** Start RECORDS SUPPLIED **

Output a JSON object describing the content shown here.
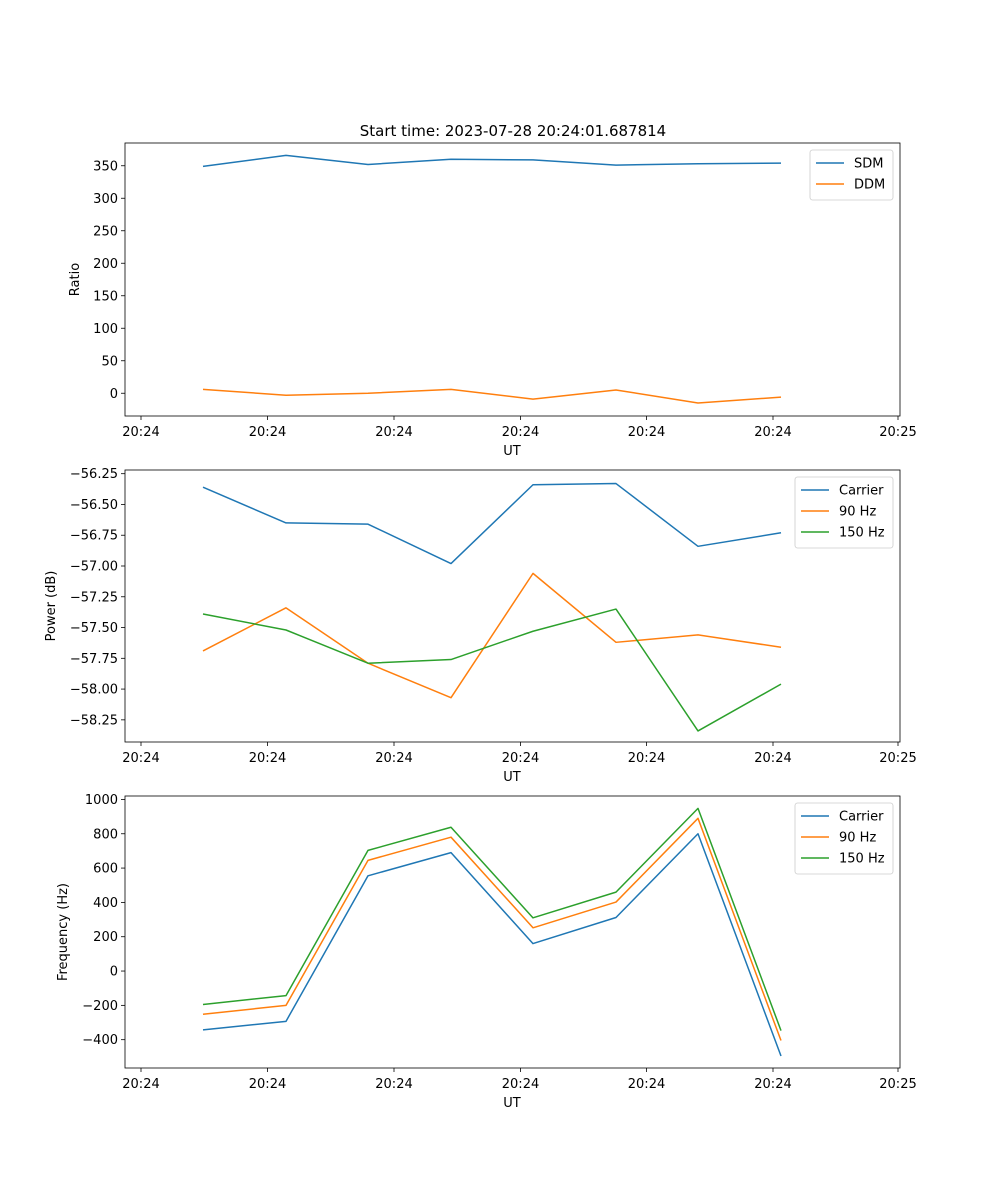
{
  "figure": {
    "title": "Start time: 2023-07-28 20:24:01.687814"
  },
  "colors": {
    "blue": "#1f77b4",
    "orange": "#ff7f0e",
    "green": "#2ca02c"
  },
  "chart_data": [
    {
      "type": "line",
      "ylabel": "Ratio",
      "xlabel": "UT",
      "x_tick_labels": [
        "20:24",
        "20:24",
        "20:24",
        "20:24",
        "20:24",
        "20:24",
        "20:25"
      ],
      "ylim": [
        -35,
        385
      ],
      "yticks": [
        0,
        50,
        100,
        150,
        200,
        250,
        300,
        350
      ],
      "ytick_labels": [
        "0",
        "50",
        "100",
        "150",
        "200",
        "250",
        "300",
        "350"
      ],
      "legend": "top-right",
      "series": [
        {
          "name": "SDM",
          "color": "#1f77b4",
          "values": [
            349,
            366,
            352,
            360,
            359,
            351,
            353,
            354
          ]
        },
        {
          "name": "DDM",
          "color": "#ff7f0e",
          "values": [
            6,
            -3,
            0,
            6,
            -9,
            5,
            -15,
            -6
          ]
        }
      ]
    },
    {
      "type": "line",
      "ylabel": "Power (dB)",
      "xlabel": "UT",
      "x_tick_labels": [
        "20:24",
        "20:24",
        "20:24",
        "20:24",
        "20:24",
        "20:24",
        "20:25"
      ],
      "ylim": [
        -58.43,
        -56.22
      ],
      "yticks": [
        -58.25,
        -58.0,
        -57.75,
        -57.5,
        -57.25,
        -57.0,
        -56.75,
        -56.5,
        -56.25
      ],
      "ytick_labels": [
        "−58.25",
        "−58.00",
        "−57.75",
        "−57.50",
        "−57.25",
        "−57.00",
        "−56.75",
        "−56.50",
        "−56.25"
      ],
      "legend": "top-right",
      "series": [
        {
          "name": "Carrier",
          "color": "#1f77b4",
          "values": [
            -56.36,
            -56.65,
            -56.66,
            -56.98,
            -56.34,
            -56.33,
            -56.84,
            -56.73
          ]
        },
        {
          "name": "90 Hz",
          "color": "#ff7f0e",
          "values": [
            -57.69,
            -57.34,
            -57.79,
            -58.07,
            -57.06,
            -57.62,
            -57.56,
            -57.66
          ]
        },
        {
          "name": "150 Hz",
          "color": "#2ca02c",
          "values": [
            -57.39,
            -57.52,
            -57.79,
            -57.76,
            -57.53,
            -57.35,
            -58.34,
            -57.96
          ]
        }
      ]
    },
    {
      "type": "line",
      "ylabel": "Frequency (Hz)",
      "xlabel": "UT",
      "x_tick_labels": [
        "20:24",
        "20:24",
        "20:24",
        "20:24",
        "20:24",
        "20:24",
        "20:25"
      ],
      "ylim": [
        -565,
        1020
      ],
      "yticks": [
        -400,
        -200,
        0,
        200,
        400,
        600,
        800,
        1000
      ],
      "ytick_labels": [
        "−400",
        "−200",
        "0",
        "200",
        "400",
        "600",
        "800",
        "1000"
      ],
      "legend": "top-right",
      "series": [
        {
          "name": "Carrier",
          "color": "#1f77b4",
          "values": [
            -343,
            -293,
            555,
            690,
            160,
            312,
            800,
            -495
          ]
        },
        {
          "name": "90 Hz",
          "color": "#ff7f0e",
          "values": [
            -252,
            -200,
            645,
            780,
            252,
            402,
            890,
            -405
          ]
        },
        {
          "name": "150 Hz",
          "color": "#2ca02c",
          "values": [
            -195,
            -143,
            703,
            838,
            310,
            460,
            948,
            -347
          ]
        }
      ]
    }
  ]
}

** End RECORDS SUPPLIED **

▶ _WHAT THE TASK ASKS_
Write every entry out again exactly, dropping the pictures.

▶ _WRITTEN ANSWER_
Output a JSON object describing the content shown here.
{
  "figure": {
    "title": "Start time: 2023-07-28 20:24:01.687814"
  },
  "colors": {
    "blue": "#1f77b4",
    "orange": "#ff7f0e",
    "green": "#2ca02c"
  },
  "chart_data": [
    {
      "type": "line",
      "ylabel": "Ratio",
      "xlabel": "UT",
      "x_tick_labels": [
        "20:24",
        "20:24",
        "20:24",
        "20:24",
        "20:24",
        "20:24",
        "20:25"
      ],
      "ylim": [
        -35,
        385
      ],
      "yticks": [
        0,
        50,
        100,
        150,
        200,
        250,
        300,
        350
      ],
      "ytick_labels": [
        "0",
        "50",
        "100",
        "150",
        "200",
        "250",
        "300",
        "350"
      ],
      "legend": "top-right",
      "series": [
        {
          "name": "SDM",
          "color": "#1f77b4",
          "values": [
            349,
            366,
            352,
            360,
            359,
            351,
            353,
            354
          ]
        },
        {
          "name": "DDM",
          "color": "#ff7f0e",
          "values": [
            6,
            -3,
            0,
            6,
            -9,
            5,
            -15,
            -6
          ]
        }
      ]
    },
    {
      "type": "line",
      "ylabel": "Power (dB)",
      "xlabel": "UT",
      "x_tick_labels": [
        "20:24",
        "20:24",
        "20:24",
        "20:24",
        "20:24",
        "20:24",
        "20:25"
      ],
      "ylim": [
        -58.43,
        -56.22
      ],
      "yticks": [
        -58.25,
        -58.0,
        -57.75,
        -57.5,
        -57.25,
        -57.0,
        -56.75,
        -56.5,
        -56.25
      ],
      "ytick_labels": [
        "−58.25",
        "−58.00",
        "−57.75",
        "−57.50",
        "−57.25",
        "−57.00",
        "−56.75",
        "−56.50",
        "−56.25"
      ],
      "legend": "top-right",
      "series": [
        {
          "name": "Carrier",
          "color": "#1f77b4",
          "values": [
            -56.36,
            -56.65,
            -56.66,
            -56.98,
            -56.34,
            -56.33,
            -56.84,
            -56.73
          ]
        },
        {
          "name": "90 Hz",
          "color": "#ff7f0e",
          "values": [
            -57.69,
            -57.34,
            -57.79,
            -58.07,
            -57.06,
            -57.62,
            -57.56,
            -57.66
          ]
        },
        {
          "name": "150 Hz",
          "color": "#2ca02c",
          "values": [
            -57.39,
            -57.52,
            -57.79,
            -57.76,
            -57.53,
            -57.35,
            -58.34,
            -57.96
          ]
        }
      ]
    },
    {
      "type": "line",
      "ylabel": "Frequency (Hz)",
      "xlabel": "UT",
      "x_tick_labels": [
        "20:24",
        "20:24",
        "20:24",
        "20:24",
        "20:24",
        "20:24",
        "20:25"
      ],
      "ylim": [
        -565,
        1020
      ],
      "yticks": [
        -400,
        -200,
        0,
        200,
        400,
        600,
        800,
        1000
      ],
      "ytick_labels": [
        "−400",
        "−200",
        "0",
        "200",
        "400",
        "600",
        "800",
        "1000"
      ],
      "legend": "top-right",
      "series": [
        {
          "name": "Carrier",
          "color": "#1f77b4",
          "values": [
            -343,
            -293,
            555,
            690,
            160,
            312,
            800,
            -495
          ]
        },
        {
          "name": "90 Hz",
          "color": "#ff7f0e",
          "values": [
            -252,
            -200,
            645,
            780,
            252,
            402,
            890,
            -405
          ]
        },
        {
          "name": "150 Hz",
          "color": "#2ca02c",
          "values": [
            -195,
            -143,
            703,
            838,
            310,
            460,
            948,
            -347
          ]
        }
      ]
    }
  ]
}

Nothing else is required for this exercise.